| Instruction |
Output the lines of the records from the one containing "Type out the text in this image." through the last, both ends included. Leave pictures out.

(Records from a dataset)
# # #

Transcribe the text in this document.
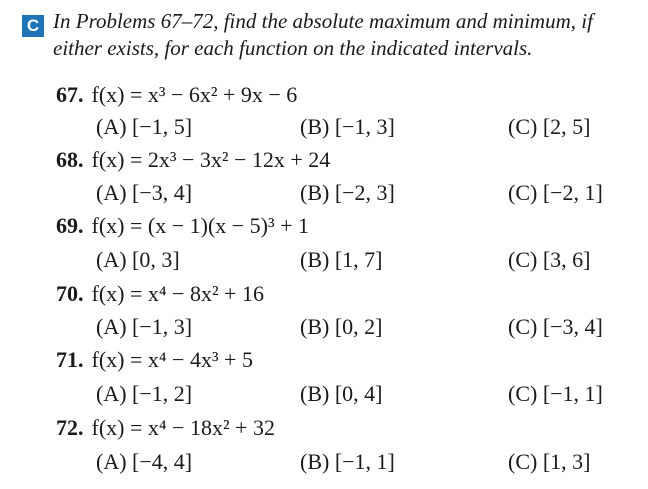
C In Problems 67–72, find the absolute maximum and minimum, if
either exists, for each function on the indicated intervals.
67. f(x) = x³ − 6x² + 9x − 6
(A) [−1, 5]	(B) [−1, 3]	(C) [2, 5]
68. f(x) = 2x³ − 3x² − 12x + 24
(A) [−3, 4]	(B) [−2, 3]	(C) [−2, 1]
69. f(x) = (x − 1)(x − 5)³ + 1
(A) [0, 3]	(B) [1, 7]	(C) [3, 6]
70. f(x) = x⁴ − 8x² + 16
(A) [−1, 3]	(B) [0, 2]	(C) [−3, 4]
71. f(x) = x⁴ − 4x³ + 5
(A) [−1, 2]	(B) [0, 4]	(C) [−1, 1]
72. f(x) = x⁴ − 18x² + 32
(A) [−4, 4]	(B) [−1, 1]	(C) [1, 3]
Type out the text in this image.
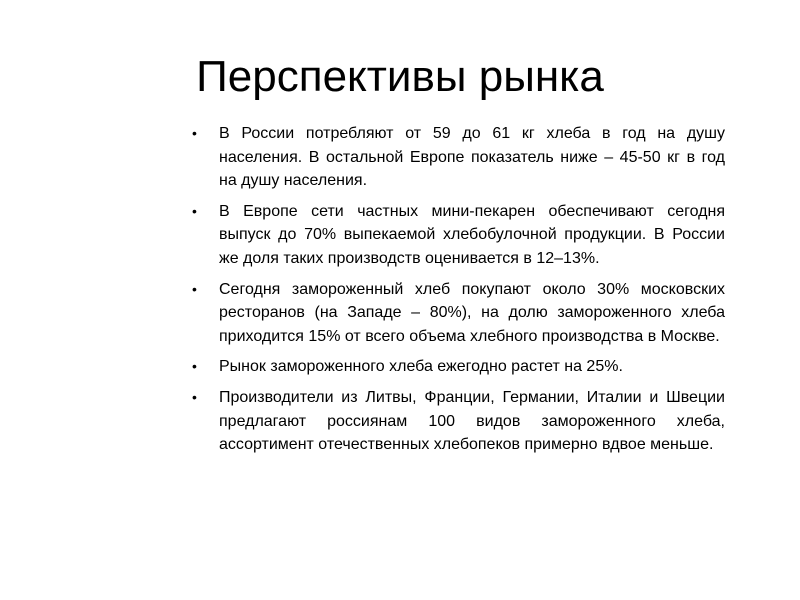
Перспективы рынка
• В России потребляют от 59 до 61 кг хлеба в год на душу населения. В остальной Европе показатель ниже – 45-50 кг в год на душу населения.
• В Европе сети частных мини-пекарен обеспечивают сегодня выпуск до 70% выпекаемой хлебобулочной продукции. В России же доля таких производств оценивается в 12–13%.
• Сегодня замороженный хлеб покупают около 30% московских ресторанов (на Западе – 80%), на долю замороженного хлеба приходится 15% от всего объема хлебного производства в Москве.
• Рынок замороженного хлеба ежегодно растет на 25%.
• Производители из Литвы, Франции, Германии, Италии и Швеции предлагают россиянам 100 видов замороженного хлеба, ассортимент отечественных хлебопеков примерно вдвое меньше.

# # #

| Exercise result |
Type out the text in this image.
Перспективы рынка
• В России потребляют от 59 до 61 кг хлеба в год на душу населения. В остальной Европе показатель ниже – 45-50 кг в год на душу населения.
• В Европе сети частных мини-пекарен обеспечивают сегодня выпуск до 70% выпекаемой хлебобулочной продукции. В России же доля таких производств оценивается в 12–13%.
• Сегодня замороженный хлеб покупают около 30% московских ресторанов (на Западе – 80%), на долю замороженного хлеба приходится 15% от всего объема хлебного производства в Москве.
• Рынок замороженного хлеба ежегодно растет на 25%.
• Производители из Литвы, Франции, Германии, Италии и Швеции предлагают россиянам 100 видов замороженного хлеба, ассортимент отечественных хлебопеков примерно вдвое меньше.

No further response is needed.